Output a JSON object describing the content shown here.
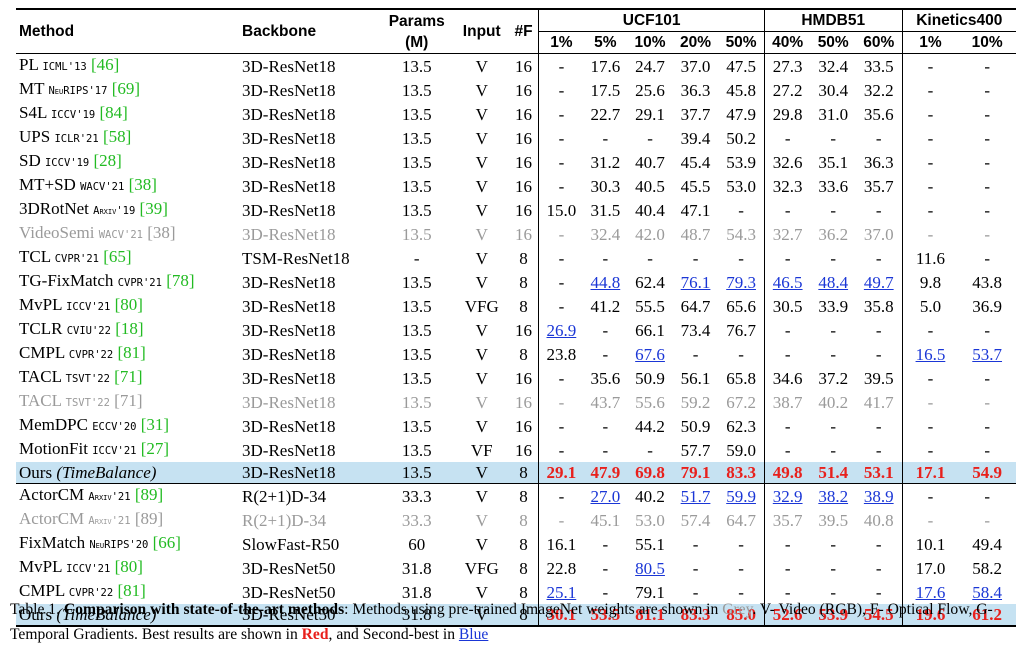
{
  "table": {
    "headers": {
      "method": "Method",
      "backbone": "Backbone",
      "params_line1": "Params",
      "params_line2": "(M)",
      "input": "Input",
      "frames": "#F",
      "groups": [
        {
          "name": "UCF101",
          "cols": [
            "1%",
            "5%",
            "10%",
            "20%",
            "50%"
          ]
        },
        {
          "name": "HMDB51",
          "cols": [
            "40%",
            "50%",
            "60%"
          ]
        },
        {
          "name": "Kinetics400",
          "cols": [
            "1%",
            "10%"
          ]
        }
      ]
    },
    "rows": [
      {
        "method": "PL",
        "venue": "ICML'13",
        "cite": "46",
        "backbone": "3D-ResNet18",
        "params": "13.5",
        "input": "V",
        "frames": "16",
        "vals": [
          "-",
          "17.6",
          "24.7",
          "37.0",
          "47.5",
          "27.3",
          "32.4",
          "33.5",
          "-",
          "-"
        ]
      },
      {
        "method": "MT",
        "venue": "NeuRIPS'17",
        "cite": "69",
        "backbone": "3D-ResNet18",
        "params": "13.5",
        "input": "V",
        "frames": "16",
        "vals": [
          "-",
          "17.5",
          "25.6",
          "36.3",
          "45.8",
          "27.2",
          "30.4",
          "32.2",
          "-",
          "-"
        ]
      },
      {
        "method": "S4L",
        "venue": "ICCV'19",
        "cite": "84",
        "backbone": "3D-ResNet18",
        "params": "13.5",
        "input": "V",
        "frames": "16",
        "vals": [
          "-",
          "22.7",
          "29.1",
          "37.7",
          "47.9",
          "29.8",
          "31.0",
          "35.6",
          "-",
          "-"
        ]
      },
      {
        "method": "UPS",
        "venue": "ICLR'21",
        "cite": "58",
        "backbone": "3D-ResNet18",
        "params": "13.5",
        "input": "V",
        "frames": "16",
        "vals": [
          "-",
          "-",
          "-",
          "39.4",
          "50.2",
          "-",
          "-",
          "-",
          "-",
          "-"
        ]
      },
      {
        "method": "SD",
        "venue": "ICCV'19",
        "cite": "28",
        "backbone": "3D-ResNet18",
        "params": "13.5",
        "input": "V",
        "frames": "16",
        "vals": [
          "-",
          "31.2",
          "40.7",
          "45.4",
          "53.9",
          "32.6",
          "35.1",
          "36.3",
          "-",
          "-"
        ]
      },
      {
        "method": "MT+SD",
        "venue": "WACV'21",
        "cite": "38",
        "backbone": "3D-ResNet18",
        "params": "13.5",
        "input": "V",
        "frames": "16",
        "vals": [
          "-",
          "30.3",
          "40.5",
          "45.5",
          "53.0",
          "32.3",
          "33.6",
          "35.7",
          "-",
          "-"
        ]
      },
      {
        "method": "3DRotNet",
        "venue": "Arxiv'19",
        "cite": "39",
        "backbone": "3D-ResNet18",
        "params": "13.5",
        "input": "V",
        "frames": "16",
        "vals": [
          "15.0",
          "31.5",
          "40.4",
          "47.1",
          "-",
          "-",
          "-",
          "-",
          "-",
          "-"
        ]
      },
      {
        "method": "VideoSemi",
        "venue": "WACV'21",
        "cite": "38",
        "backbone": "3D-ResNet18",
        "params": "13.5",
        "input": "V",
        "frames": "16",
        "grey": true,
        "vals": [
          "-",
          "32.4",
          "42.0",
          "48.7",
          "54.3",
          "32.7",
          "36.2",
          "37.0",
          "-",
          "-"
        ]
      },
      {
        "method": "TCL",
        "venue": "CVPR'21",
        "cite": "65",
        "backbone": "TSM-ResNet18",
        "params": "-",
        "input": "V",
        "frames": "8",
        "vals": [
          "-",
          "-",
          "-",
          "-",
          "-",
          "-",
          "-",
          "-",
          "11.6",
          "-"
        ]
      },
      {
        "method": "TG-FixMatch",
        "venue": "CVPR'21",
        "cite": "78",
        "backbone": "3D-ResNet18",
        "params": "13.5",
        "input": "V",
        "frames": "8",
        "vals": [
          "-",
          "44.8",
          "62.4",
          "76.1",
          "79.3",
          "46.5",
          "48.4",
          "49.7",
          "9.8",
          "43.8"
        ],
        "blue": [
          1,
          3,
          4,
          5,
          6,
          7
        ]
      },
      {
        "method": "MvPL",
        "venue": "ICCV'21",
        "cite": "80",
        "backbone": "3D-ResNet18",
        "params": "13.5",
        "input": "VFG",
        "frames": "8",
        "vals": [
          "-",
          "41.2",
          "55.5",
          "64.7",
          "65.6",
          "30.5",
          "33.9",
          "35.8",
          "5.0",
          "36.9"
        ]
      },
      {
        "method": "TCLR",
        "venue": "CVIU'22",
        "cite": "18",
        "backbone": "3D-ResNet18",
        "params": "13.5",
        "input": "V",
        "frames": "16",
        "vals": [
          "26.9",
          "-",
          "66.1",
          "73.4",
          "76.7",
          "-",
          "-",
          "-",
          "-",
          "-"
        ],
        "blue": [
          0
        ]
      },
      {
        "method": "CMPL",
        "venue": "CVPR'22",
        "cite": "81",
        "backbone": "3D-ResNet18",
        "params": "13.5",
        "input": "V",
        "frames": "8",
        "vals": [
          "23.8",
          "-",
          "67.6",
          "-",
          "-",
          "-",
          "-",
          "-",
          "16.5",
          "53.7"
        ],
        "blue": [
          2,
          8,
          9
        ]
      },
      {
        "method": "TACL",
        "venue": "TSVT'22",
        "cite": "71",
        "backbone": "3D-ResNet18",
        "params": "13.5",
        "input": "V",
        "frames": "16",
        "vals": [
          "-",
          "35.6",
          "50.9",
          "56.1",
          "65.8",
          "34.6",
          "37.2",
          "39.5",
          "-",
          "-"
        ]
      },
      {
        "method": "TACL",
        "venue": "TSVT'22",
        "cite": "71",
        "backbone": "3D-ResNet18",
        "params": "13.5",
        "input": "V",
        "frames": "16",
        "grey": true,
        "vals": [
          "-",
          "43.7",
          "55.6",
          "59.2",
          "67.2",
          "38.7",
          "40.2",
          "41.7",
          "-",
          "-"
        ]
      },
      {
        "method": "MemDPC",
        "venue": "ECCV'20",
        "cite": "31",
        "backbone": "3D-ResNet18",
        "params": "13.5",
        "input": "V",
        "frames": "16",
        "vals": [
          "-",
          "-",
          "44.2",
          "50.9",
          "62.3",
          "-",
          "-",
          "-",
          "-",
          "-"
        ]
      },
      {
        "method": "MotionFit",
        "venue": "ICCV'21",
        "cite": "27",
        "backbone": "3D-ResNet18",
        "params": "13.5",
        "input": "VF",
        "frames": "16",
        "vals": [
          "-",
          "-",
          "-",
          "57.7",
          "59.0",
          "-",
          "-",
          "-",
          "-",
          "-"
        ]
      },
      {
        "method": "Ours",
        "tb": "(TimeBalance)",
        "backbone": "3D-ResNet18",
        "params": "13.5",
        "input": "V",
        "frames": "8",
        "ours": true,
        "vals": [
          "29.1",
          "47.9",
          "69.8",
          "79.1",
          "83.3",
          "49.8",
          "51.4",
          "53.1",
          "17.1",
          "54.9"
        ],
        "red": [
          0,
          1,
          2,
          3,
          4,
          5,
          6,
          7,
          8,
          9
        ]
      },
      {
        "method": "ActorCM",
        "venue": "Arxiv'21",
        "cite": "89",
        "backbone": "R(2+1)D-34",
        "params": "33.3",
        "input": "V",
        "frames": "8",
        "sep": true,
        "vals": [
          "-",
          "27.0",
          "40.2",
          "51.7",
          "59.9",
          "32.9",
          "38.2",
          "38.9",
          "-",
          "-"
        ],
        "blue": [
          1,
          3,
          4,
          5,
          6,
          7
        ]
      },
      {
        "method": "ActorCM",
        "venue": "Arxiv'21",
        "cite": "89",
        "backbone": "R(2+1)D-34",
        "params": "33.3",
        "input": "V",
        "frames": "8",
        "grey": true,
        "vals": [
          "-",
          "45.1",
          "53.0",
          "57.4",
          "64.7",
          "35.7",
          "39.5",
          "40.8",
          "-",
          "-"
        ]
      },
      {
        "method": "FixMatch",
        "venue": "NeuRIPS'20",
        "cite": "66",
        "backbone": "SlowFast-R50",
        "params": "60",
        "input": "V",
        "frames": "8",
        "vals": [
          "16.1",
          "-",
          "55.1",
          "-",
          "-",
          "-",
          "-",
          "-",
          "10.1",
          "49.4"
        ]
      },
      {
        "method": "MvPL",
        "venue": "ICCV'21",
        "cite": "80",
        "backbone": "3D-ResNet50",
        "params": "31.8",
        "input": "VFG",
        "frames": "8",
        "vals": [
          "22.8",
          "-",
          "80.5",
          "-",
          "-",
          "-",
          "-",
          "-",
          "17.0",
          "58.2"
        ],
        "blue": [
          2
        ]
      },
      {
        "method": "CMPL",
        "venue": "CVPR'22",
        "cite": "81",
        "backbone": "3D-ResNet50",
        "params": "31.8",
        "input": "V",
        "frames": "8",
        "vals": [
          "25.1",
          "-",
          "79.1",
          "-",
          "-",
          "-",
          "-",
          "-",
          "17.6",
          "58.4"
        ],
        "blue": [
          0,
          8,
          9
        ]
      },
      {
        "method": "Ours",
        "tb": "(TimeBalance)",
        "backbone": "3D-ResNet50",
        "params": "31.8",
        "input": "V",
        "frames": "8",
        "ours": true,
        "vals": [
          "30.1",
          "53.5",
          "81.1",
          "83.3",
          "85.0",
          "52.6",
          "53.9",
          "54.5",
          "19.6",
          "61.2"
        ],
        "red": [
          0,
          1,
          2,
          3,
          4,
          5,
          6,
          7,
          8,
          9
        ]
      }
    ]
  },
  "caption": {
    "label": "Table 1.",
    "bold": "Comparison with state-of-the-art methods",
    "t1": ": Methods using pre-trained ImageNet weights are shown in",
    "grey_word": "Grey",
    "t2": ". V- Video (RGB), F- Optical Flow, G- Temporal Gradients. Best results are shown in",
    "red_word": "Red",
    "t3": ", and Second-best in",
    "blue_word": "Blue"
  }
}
* * *
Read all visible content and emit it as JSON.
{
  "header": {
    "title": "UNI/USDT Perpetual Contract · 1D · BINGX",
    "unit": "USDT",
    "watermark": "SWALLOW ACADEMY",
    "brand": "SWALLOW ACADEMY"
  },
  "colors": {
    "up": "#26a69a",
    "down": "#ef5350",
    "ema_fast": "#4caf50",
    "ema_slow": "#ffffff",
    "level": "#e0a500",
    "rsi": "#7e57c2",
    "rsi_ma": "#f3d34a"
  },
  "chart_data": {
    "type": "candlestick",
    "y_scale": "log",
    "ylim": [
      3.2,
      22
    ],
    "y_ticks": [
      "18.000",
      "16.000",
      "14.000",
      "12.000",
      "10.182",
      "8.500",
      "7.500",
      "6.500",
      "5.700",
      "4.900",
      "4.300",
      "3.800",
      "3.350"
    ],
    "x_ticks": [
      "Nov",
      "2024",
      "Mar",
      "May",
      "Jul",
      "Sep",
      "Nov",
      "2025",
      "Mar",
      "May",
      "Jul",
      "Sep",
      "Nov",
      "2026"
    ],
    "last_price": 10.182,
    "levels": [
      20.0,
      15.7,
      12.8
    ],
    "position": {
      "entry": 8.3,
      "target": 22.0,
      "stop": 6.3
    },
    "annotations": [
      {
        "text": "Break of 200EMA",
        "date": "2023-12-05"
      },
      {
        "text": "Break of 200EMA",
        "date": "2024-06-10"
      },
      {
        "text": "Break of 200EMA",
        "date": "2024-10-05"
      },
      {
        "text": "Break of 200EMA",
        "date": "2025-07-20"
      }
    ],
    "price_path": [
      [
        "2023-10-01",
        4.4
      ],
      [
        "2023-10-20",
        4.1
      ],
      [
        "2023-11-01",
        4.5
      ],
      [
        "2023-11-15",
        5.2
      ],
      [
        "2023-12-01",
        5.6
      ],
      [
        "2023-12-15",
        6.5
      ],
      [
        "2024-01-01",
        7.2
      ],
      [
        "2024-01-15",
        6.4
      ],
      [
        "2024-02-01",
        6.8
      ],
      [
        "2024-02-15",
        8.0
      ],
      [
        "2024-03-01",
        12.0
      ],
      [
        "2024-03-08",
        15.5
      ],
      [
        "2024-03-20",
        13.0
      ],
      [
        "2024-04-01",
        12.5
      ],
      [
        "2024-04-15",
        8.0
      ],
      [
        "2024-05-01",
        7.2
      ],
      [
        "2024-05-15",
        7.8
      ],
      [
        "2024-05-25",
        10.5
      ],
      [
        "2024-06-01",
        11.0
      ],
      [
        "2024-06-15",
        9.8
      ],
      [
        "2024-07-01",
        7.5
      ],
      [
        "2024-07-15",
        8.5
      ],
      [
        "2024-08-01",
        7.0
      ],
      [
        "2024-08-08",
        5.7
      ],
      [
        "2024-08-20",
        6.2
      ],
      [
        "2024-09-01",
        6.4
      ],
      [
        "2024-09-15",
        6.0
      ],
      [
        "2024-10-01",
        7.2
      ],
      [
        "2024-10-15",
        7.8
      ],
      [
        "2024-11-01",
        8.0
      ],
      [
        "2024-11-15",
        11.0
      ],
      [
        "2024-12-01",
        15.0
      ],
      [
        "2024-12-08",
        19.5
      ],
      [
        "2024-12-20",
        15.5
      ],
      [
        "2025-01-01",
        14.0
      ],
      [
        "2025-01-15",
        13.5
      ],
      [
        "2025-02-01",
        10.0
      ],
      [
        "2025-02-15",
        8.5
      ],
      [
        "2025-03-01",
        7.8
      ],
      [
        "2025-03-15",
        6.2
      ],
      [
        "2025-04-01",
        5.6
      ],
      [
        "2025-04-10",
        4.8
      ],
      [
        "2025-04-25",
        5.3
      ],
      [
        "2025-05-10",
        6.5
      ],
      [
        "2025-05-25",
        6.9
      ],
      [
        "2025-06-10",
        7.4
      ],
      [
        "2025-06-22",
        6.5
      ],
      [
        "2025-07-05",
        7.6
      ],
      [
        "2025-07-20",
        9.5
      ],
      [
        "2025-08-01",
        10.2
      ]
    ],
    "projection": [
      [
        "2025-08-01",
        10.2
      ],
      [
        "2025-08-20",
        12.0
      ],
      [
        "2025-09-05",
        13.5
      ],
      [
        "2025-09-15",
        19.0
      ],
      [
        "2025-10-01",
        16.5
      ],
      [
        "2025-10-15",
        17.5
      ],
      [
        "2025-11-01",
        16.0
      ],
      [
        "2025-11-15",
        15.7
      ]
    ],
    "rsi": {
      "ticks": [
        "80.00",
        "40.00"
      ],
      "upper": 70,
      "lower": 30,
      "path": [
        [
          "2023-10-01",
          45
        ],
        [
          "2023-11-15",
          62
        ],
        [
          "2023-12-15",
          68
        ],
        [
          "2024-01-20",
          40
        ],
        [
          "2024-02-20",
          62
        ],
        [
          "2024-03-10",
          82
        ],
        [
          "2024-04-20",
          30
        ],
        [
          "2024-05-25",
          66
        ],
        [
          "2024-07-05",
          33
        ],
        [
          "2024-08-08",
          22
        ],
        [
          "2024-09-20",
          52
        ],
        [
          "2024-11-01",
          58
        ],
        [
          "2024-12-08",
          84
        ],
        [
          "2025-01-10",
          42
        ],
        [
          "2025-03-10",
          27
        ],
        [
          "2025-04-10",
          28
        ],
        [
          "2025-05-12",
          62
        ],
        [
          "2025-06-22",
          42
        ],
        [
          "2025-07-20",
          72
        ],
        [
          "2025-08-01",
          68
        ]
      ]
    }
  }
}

▶ PROBLEM TO SOLVE: Scan the data above and copy every line with "ACADEMY" in it.

▶ ANSWER FOR THIS EXERCISE:
    "watermark": "SWALLOW ACADEMY",
    "brand": "SWALLOW ACADEMY"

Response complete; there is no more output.